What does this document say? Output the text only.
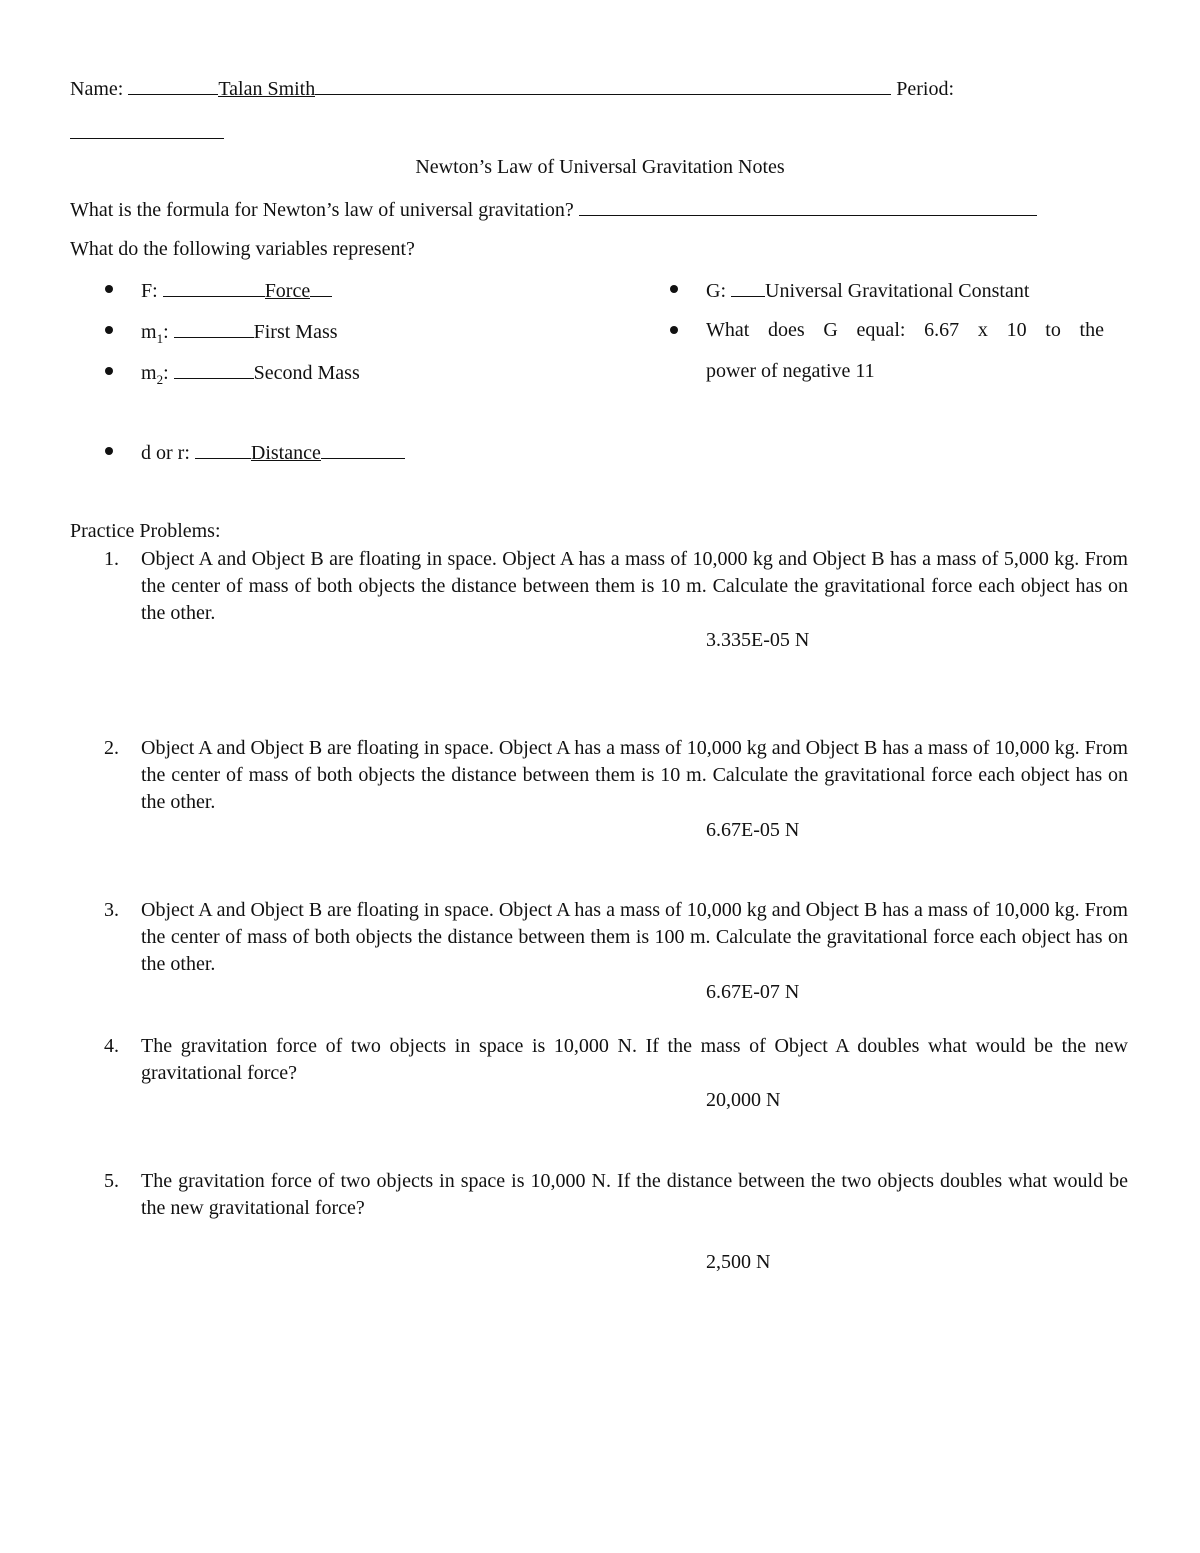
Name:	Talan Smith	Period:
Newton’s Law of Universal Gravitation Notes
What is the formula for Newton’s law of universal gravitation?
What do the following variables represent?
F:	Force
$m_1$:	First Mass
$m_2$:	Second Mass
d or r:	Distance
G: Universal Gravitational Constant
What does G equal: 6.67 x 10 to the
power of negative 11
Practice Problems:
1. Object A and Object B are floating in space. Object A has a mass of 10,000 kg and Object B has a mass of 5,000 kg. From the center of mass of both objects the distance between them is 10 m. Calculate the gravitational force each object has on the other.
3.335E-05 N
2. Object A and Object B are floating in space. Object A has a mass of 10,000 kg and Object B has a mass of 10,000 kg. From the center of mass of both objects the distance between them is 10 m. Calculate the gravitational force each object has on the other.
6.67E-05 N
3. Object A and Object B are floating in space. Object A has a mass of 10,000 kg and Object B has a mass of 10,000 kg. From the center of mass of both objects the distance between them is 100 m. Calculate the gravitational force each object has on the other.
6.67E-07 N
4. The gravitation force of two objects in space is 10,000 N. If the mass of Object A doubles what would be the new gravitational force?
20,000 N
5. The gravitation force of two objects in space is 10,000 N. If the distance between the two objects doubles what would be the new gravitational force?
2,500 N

--

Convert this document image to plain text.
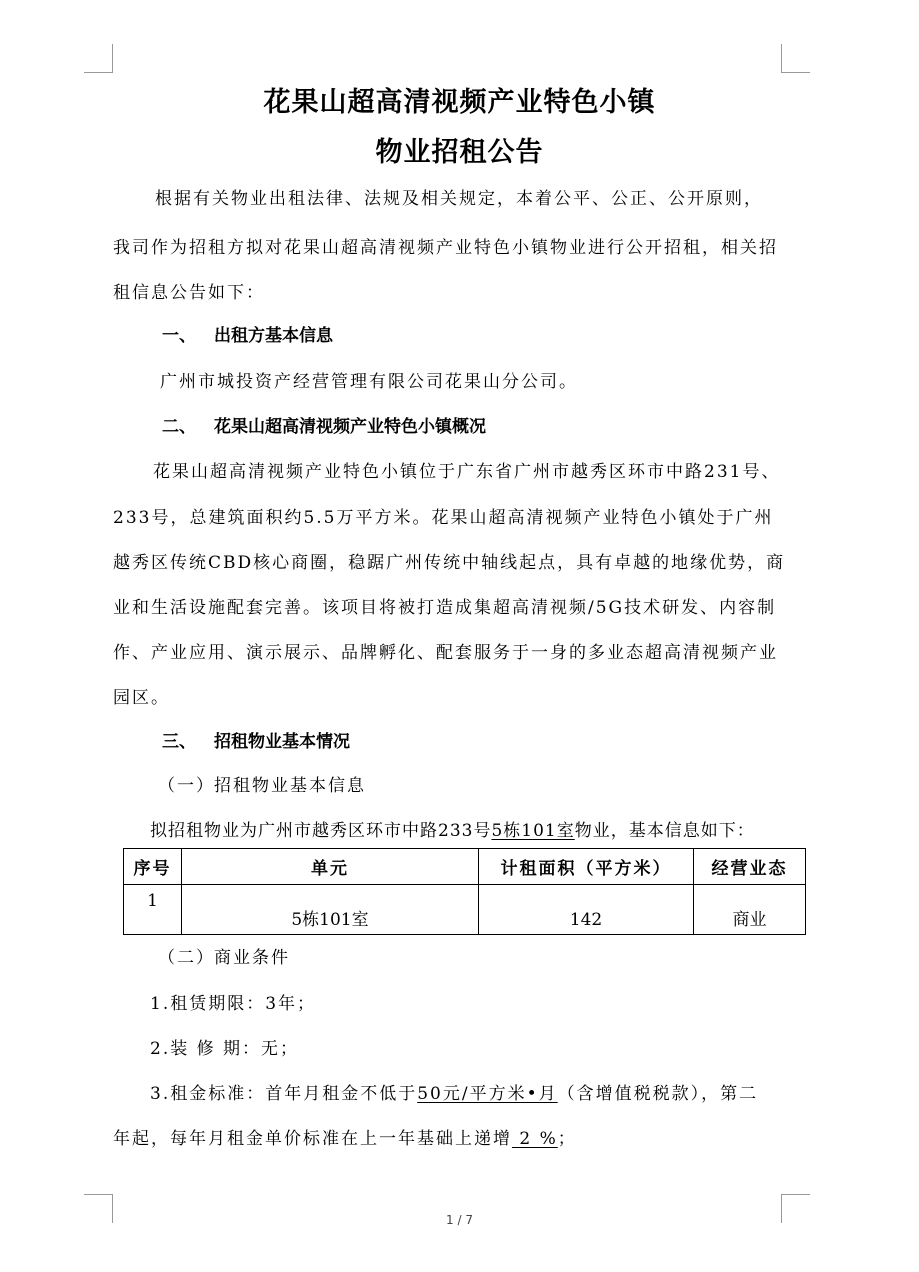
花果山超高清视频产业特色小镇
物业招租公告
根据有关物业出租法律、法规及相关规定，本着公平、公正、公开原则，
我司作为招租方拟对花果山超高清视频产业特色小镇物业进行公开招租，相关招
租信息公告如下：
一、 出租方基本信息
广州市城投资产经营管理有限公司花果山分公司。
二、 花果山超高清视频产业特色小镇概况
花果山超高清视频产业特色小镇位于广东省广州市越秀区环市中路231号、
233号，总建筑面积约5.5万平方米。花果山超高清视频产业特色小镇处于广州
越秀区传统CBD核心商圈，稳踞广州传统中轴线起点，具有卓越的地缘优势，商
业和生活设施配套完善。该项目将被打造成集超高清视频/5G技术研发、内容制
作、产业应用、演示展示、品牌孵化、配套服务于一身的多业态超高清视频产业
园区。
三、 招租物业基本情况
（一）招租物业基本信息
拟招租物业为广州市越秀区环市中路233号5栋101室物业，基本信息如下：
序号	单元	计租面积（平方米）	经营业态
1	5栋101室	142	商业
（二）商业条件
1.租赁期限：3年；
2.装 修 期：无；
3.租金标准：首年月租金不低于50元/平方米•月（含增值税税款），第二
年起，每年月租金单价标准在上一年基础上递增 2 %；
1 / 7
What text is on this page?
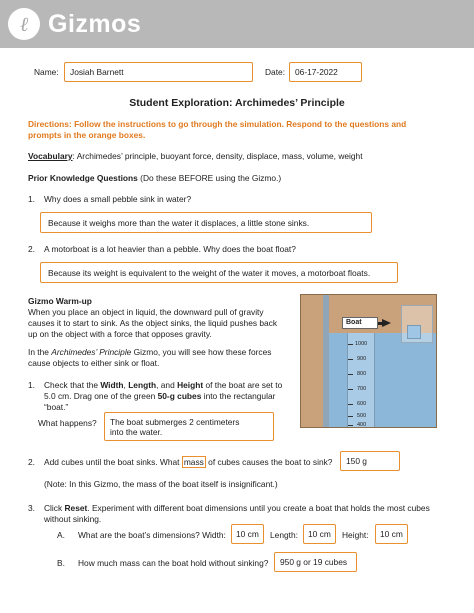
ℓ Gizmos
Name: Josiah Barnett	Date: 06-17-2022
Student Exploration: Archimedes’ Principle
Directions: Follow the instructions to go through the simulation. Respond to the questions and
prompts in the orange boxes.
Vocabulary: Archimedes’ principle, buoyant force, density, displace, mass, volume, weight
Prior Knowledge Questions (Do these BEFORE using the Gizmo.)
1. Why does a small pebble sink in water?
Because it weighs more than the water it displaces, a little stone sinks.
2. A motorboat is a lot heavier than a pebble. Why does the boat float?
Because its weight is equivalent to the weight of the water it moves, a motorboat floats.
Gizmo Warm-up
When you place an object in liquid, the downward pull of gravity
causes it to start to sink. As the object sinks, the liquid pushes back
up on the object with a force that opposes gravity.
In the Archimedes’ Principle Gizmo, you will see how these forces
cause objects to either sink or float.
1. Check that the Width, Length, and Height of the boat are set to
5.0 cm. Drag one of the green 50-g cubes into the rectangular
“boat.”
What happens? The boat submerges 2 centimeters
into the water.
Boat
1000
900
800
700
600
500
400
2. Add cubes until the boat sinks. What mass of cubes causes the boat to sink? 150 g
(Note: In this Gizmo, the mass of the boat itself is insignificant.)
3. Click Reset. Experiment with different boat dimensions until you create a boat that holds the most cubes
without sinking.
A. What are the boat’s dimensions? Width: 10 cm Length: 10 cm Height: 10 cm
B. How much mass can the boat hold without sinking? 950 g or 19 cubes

--

> _Short task_
Take every line from the data above that holds "without" and copy it out.

> _Exercise response_
without sinking.
B. How much mass can the boat hold without sinking? 950 g or 19 cubes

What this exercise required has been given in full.